__Entries supplied__.
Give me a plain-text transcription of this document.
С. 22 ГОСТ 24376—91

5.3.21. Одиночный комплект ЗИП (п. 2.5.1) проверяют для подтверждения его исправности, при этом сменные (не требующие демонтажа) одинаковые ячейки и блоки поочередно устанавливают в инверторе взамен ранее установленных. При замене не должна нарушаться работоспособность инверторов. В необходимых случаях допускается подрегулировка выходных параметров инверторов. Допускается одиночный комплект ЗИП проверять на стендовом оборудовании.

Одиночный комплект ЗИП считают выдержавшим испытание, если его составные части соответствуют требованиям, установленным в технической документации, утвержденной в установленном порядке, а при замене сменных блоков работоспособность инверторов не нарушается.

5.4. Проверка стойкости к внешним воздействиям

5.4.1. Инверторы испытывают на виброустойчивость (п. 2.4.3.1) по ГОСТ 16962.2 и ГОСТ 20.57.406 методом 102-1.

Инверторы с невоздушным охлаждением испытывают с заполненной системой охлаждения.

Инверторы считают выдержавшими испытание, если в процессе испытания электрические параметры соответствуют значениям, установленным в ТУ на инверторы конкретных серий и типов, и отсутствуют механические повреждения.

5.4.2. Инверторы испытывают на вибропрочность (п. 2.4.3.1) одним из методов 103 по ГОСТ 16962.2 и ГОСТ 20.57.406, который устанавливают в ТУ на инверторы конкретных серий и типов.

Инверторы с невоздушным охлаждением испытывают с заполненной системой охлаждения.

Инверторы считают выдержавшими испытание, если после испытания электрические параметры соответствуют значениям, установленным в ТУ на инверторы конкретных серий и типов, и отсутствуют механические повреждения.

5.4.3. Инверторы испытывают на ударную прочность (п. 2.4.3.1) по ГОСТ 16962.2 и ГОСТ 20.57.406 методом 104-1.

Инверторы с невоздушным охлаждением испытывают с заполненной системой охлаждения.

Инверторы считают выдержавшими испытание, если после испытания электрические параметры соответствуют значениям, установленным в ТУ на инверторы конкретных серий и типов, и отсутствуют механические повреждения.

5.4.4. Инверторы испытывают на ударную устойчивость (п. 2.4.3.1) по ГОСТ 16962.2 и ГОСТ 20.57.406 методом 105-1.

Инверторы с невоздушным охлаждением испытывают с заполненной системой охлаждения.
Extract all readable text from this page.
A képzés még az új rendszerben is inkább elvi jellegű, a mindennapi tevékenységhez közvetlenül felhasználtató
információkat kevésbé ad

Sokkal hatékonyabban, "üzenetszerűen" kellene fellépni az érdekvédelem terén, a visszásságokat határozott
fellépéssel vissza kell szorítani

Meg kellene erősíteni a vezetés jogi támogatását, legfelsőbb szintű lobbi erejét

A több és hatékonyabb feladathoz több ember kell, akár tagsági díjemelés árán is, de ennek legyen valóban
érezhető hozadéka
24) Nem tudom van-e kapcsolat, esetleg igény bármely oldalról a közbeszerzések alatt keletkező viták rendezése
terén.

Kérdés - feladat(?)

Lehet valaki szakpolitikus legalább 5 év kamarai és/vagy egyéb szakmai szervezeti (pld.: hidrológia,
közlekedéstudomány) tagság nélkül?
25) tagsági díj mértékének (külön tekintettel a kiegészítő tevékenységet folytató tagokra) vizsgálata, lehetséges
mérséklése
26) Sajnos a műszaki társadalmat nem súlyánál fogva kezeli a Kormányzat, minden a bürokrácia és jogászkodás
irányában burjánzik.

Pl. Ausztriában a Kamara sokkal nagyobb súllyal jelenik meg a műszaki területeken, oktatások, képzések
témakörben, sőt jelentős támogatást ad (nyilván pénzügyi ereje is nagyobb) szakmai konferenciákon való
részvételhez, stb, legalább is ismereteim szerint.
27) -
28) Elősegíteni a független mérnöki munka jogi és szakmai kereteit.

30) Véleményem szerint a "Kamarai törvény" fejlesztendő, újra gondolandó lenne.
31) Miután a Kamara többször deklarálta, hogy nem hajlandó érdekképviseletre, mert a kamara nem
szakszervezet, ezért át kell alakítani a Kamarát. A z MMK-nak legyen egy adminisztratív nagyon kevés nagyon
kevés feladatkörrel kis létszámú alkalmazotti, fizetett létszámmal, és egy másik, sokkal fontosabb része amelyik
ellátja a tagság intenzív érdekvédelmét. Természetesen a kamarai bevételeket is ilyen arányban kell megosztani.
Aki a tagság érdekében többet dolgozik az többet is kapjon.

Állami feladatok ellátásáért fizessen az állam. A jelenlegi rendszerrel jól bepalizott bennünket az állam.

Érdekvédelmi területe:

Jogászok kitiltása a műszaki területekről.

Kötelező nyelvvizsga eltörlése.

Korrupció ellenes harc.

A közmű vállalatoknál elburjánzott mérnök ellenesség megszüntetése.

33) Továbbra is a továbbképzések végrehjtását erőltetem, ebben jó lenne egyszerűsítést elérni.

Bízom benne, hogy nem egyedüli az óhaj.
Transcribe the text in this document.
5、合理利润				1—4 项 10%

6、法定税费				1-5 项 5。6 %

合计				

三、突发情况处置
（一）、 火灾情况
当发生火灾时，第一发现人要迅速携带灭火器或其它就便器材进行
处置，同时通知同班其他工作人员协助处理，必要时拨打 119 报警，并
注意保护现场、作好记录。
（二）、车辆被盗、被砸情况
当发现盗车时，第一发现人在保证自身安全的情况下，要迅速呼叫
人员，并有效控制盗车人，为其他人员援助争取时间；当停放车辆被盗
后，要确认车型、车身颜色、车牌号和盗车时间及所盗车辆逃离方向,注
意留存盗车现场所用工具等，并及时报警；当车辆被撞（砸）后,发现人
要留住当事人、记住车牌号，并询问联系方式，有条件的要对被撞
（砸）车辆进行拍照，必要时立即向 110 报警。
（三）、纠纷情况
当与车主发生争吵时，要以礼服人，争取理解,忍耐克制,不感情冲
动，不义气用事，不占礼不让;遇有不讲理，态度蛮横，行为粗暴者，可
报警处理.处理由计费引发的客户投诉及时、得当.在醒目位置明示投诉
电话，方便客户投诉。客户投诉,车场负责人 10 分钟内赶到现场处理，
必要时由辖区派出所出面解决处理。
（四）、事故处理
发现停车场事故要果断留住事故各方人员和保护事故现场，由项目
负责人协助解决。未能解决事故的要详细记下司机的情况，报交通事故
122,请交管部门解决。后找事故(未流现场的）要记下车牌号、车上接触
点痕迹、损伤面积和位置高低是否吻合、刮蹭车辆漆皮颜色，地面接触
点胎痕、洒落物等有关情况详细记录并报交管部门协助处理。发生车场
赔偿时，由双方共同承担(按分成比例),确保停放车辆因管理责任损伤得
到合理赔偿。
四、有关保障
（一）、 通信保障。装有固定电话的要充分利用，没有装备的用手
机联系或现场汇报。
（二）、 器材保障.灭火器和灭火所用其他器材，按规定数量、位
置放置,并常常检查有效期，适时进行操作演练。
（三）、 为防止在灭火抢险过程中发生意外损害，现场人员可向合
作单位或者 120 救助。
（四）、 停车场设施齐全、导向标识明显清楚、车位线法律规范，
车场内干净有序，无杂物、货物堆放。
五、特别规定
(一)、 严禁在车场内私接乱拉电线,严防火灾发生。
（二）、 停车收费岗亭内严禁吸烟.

__Directions for this task__.
Output the full listing exactly as it stands.

__Answer for this exercise__.
Give me a plain-text transcription of this document.
С. 22 ГОСТ 24376—91

5.3.21. Одиночный комплект ЗИП (п. 2.5.1) проверяют для подтверждения его исправности, при этом сменные (не требующие демонтажа) одинаковые ячейки и блоки поочередно устанавливают в инверторе взамен ранее установленных. При замене не должна нарушаться работоспособность инверторов. В необходимых случаях допускается подрегулировка выходных параметров инверторов. Допускается одиночный комплект ЗИП проверять на стендовом оборудовании.

Одиночный комплект ЗИП считают выдержавшим испытание, если его составные части соответствуют требованиям, установленным в технической документации, утвержденной в установленном порядке, а при замене сменных блоков работоспособность инверторов не нарушается.

5.4. Проверка стойкости к внешним воздействиям

5.4.1. Инверторы испытывают на виброустойчивость (п. 2.4.3.1) по ГОСТ 16962.2 и ГОСТ 20.57.406 методом 102-1.

Инверторы с невоздушным охлаждением испытывают с заполненной системой охлаждения.

Инверторы считают выдержавшими испытание, если в процессе испытания электрические параметры соответствуют значениям, установленным в ТУ на инверторы конкретных серий и типов, и отсутствуют механические повреждения.

5.4.2. Инверторы испытывают на вибропрочность (п. 2.4.3.1) одним из методов 103 по ГОСТ 16962.2 и ГОСТ 20.57.406, который устанавливают в ТУ на инверторы конкретных серий и типов.

Инверторы с невоздушным охлаждением испытывают с заполненной системой охлаждения.

Инверторы считают выдержавшими испытание, если после испытания электрические параметры соответствуют значениям, установленным в ТУ на инверторы конкретных серий и типов, и отсутствуют механические повреждения.

5.4.3. Инверторы испытывают на ударную прочность (п. 2.4.3.1) по ГОСТ 16962.2 и ГОСТ 20.57.406 методом 104-1.

Инверторы с невоздушным охлаждением испытывают с заполненной системой охлаждения.

Инверторы считают выдержавшими испытание, если после испытания электрические параметры соответствуют значениям, установленным в ТУ на инверторы конкретных серий и типов, и отсутствуют механические повреждения.

5.4.4. Инверторы испытывают на ударную устойчивость (п. 2.4.3.1) по ГОСТ 16962.2 и ГОСТ 20.57.406 методом 105-1.

Инверторы с невоздушным охлаждением испытывают с заполненной системой охлаждения.
Extract all readable text from this page.
A képzés még az új rendszerben is inkább elvi jellegű, a mindennapi tevékenységhez közvetlenül felhasználtató
információkat kevésbé ad

Sokkal hatékonyabban, "üzenetszerűen" kellene fellépni az érdekvédelem terén, a visszásságokat határozott
fellépéssel vissza kell szorítani

Meg kellene erősíteni a vezetés jogi támogatását, legfelsőbb szintű lobbi erejét

A több és hatékonyabb feladathoz több ember kell, akár tagsági díjemelés árán is, de ennek legyen valóban
érezhető hozadéka
24) Nem tudom van-e kapcsolat, esetleg igény bármely oldalról a közbeszerzések alatt keletkező viták rendezése
terén.

Kérdés - feladat(?)

Lehet valaki szakpolitikus legalább 5 év kamarai és/vagy egyéb szakmai szervezeti (pld.: hidrológia,
közlekedéstudomány) tagság nélkül?
25) tagsági díj mértékének (külön tekintettel a kiegészítő tevékenységet folytató tagokra) vizsgálata, lehetséges
mérséklése
26) Sajnos a műszaki társadalmat nem súlyánál fogva kezeli a Kormányzat, minden a bürokrácia és jogászkodás
irányában burjánzik.

Pl. Ausztriában a Kamara sokkal nagyobb súllyal jelenik meg a műszaki területeken, oktatások, képzések
témakörben, sőt jelentős támogatást ad (nyilván pénzügyi ereje is nagyobb) szakmai konferenciákon való
részvételhez, stb, legalább is ismereteim szerint.
27) -
28) Elősegíteni a független mérnöki munka jogi és szakmai kereteit.

30) Véleményem szerint a "Kamarai törvény" fejlesztendő, újra gondolandó lenne.
31) Miután a Kamara többször deklarálta, hogy nem hajlandó érdekképviseletre, mert a kamara nem
szakszervezet, ezért át kell alakítani a Kamarát. A z MMK-nak legyen egy adminisztratív nagyon kevés nagyon
kevés feladatkörrel kis létszámú alkalmazotti, fizetett létszámmal, és egy másik, sokkal fontosabb része amelyik
ellátja a tagság intenzív érdekvédelmét. Természetesen a kamarai bevételeket is ilyen arányban kell megosztani.
Aki a tagság érdekében többet dolgozik az többet is kapjon.

Állami feladatok ellátásáért fizessen az állam. A jelenlegi rendszerrel jól bepalizott bennünket az állam.

Érdekvédelmi területe:

Jogászok kitiltása a műszaki területekről.

Kötelező nyelvvizsga eltörlése.

Korrupció ellenes harc.

A közmű vállalatoknál elburjánzott mérnök ellenesség megszüntetése.

33) Továbbra is a továbbképzések végrehjtását erőltetem, ebben jó lenne egyszerűsítést elérni.

Bízom benne, hogy nem egyedüli az óhaj.
Transcribe the text in this document.
5、合理利润				1—4 项 10%

6、法定税费				1-5 项 5。6 %

合计				

三、突发情况处置
（一）、 火灾情况
当发生火灾时，第一发现人要迅速携带灭火器或其它就便器材进行
处置，同时通知同班其他工作人员协助处理，必要时拨打 119 报警，并
注意保护现场、作好记录。
（二）、车辆被盗、被砸情况
当发现盗车时，第一发现人在保证自身安全的情况下，要迅速呼叫
人员，并有效控制盗车人，为其他人员援助争取时间；当停放车辆被盗
后，要确认车型、车身颜色、车牌号和盗车时间及所盗车辆逃离方向,注
意留存盗车现场所用工具等，并及时报警；当车辆被撞（砸）后,发现人
要留住当事人、记住车牌号，并询问联系方式，有条件的要对被撞
（砸）车辆进行拍照，必要时立即向 110 报警。
（三）、纠纷情况
当与车主发生争吵时，要以礼服人，争取理解,忍耐克制,不感情冲
动，不义气用事，不占礼不让;遇有不讲理，态度蛮横，行为粗暴者，可
报警处理.处理由计费引发的客户投诉及时、得当.在醒目位置明示投诉
电话，方便客户投诉。客户投诉,车场负责人 10 分钟内赶到现场处理，
必要时由辖区派出所出面解决处理。
（四）、事故处理
发现停车场事故要果断留住事故各方人员和保护事故现场，由项目
负责人协助解决。未能解决事故的要详细记下司机的情况，报交通事故
122,请交管部门解决。后找事故(未流现场的）要记下车牌号、车上接触
点痕迹、损伤面积和位置高低是否吻合、刮蹭车辆漆皮颜色，地面接触
点胎痕、洒落物等有关情况详细记录并报交管部门协助处理。发生车场
赔偿时，由双方共同承担(按分成比例),确保停放车辆因管理责任损伤得
到合理赔偿。
四、有关保障
（一）、 通信保障。装有固定电话的要充分利用，没有装备的用手
机联系或现场汇报。
（二）、 器材保障.灭火器和灭火所用其他器材，按规定数量、位
置放置,并常常检查有效期，适时进行操作演练。
（三）、 为防止在灭火抢险过程中发生意外损害，现场人员可向合
作单位或者 120 救助。
（四）、 停车场设施齐全、导向标识明显清楚、车位线法律规范，
车场内干净有序，无杂物、货物堆放。
五、特别规定
(一)、 严禁在车场内私接乱拉电线,严防火灾发生。
（二）、 停车收费岗亭内严禁吸烟.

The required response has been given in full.